### YOUR OBJECTIVE
Pick every line with "this" from the material below.

:: RECORDS SUPPLIED ::

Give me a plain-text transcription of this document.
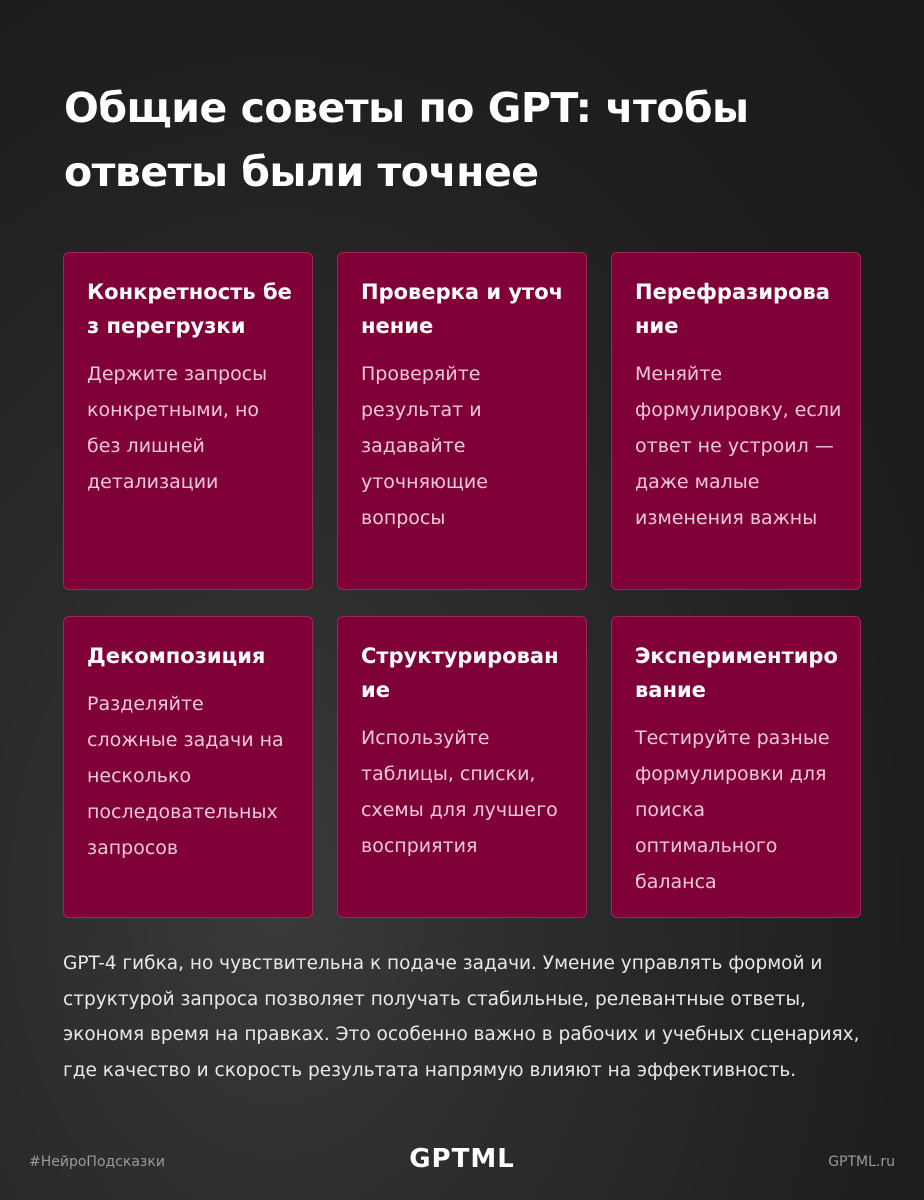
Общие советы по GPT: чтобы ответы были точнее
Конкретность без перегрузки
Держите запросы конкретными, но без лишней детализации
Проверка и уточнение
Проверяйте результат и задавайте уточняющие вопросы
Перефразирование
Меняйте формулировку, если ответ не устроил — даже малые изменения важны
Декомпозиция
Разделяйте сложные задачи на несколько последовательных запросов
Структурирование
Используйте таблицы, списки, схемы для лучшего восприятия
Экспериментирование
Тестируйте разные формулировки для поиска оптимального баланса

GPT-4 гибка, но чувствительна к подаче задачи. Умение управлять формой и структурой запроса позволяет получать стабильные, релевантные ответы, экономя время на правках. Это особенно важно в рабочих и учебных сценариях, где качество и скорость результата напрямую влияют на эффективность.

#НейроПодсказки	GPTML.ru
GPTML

:::
:: RECORDS SUPPLIED ::

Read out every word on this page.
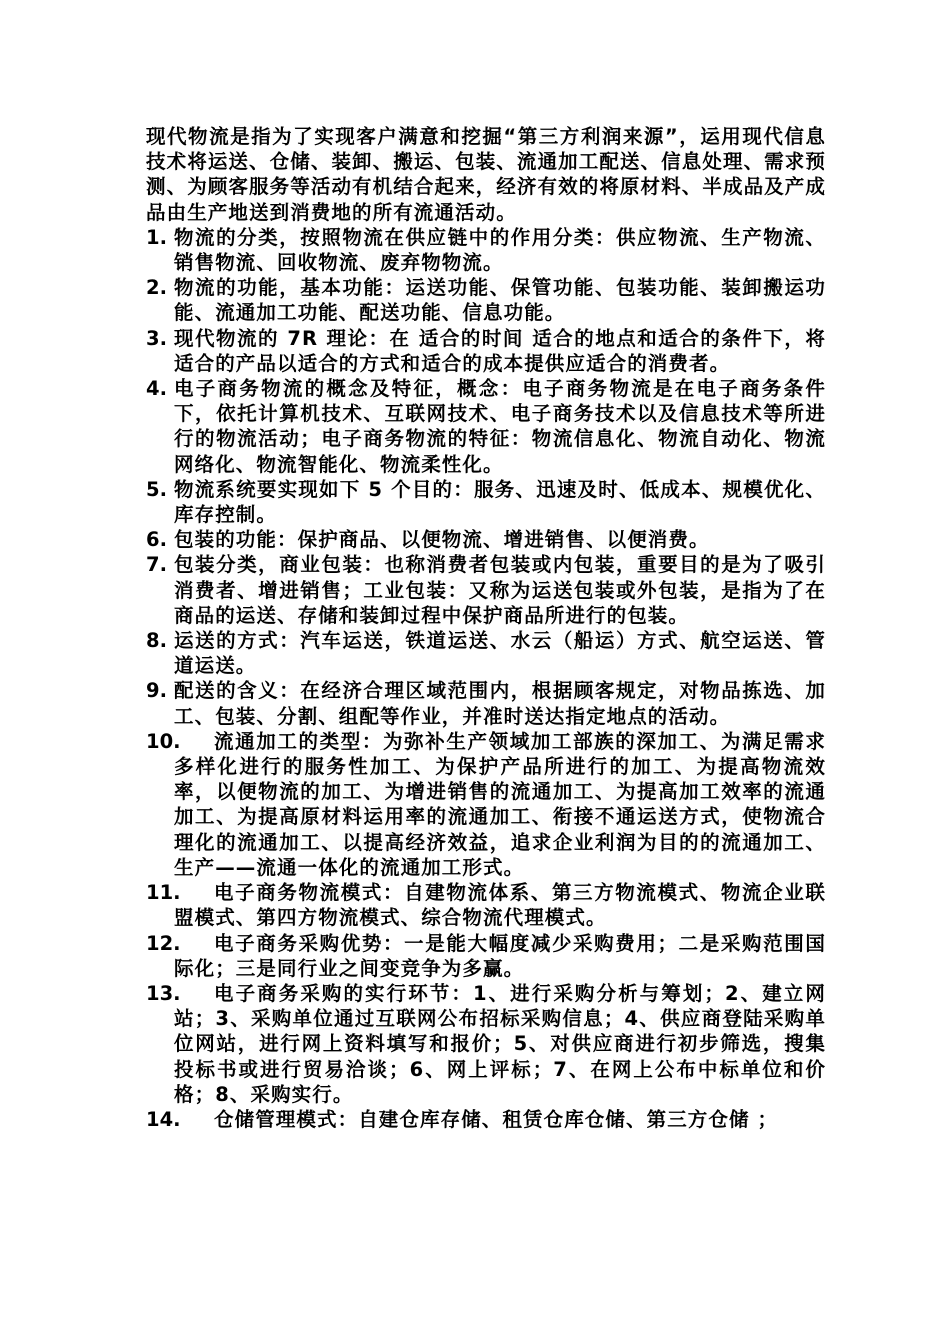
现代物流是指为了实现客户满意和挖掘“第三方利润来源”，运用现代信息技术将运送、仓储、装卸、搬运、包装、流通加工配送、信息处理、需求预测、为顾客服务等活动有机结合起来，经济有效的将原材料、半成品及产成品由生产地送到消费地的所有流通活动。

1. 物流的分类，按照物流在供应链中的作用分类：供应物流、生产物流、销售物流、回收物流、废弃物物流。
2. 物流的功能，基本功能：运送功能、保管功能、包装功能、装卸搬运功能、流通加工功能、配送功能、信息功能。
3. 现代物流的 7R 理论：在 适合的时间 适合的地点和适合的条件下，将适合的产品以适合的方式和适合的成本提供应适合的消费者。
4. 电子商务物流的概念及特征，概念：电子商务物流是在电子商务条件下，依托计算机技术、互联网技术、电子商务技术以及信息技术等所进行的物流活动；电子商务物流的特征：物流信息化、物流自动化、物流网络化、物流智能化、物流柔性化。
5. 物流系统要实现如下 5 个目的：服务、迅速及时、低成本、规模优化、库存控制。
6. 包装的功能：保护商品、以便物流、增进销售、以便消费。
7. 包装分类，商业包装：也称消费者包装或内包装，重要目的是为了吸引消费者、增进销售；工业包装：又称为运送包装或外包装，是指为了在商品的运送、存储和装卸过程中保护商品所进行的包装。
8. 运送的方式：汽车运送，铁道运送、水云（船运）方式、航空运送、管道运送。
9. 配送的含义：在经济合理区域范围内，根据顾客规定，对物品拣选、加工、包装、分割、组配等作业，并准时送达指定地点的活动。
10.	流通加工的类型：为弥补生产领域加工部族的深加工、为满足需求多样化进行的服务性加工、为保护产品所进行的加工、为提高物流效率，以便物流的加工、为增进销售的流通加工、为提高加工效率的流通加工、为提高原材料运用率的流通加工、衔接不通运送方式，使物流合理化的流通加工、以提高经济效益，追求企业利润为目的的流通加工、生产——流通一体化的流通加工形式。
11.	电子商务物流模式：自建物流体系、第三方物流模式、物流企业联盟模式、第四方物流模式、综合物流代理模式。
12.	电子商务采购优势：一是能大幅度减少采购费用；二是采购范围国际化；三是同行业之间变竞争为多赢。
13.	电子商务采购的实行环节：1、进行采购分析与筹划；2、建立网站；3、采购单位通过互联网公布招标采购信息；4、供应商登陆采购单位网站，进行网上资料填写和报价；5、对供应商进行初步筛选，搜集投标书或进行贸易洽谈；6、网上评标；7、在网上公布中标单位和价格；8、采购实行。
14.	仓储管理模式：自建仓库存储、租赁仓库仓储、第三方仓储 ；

:::

### THE COMPLETED TASK
Give me a plain-text transcription of this document.
Read out every word on this page.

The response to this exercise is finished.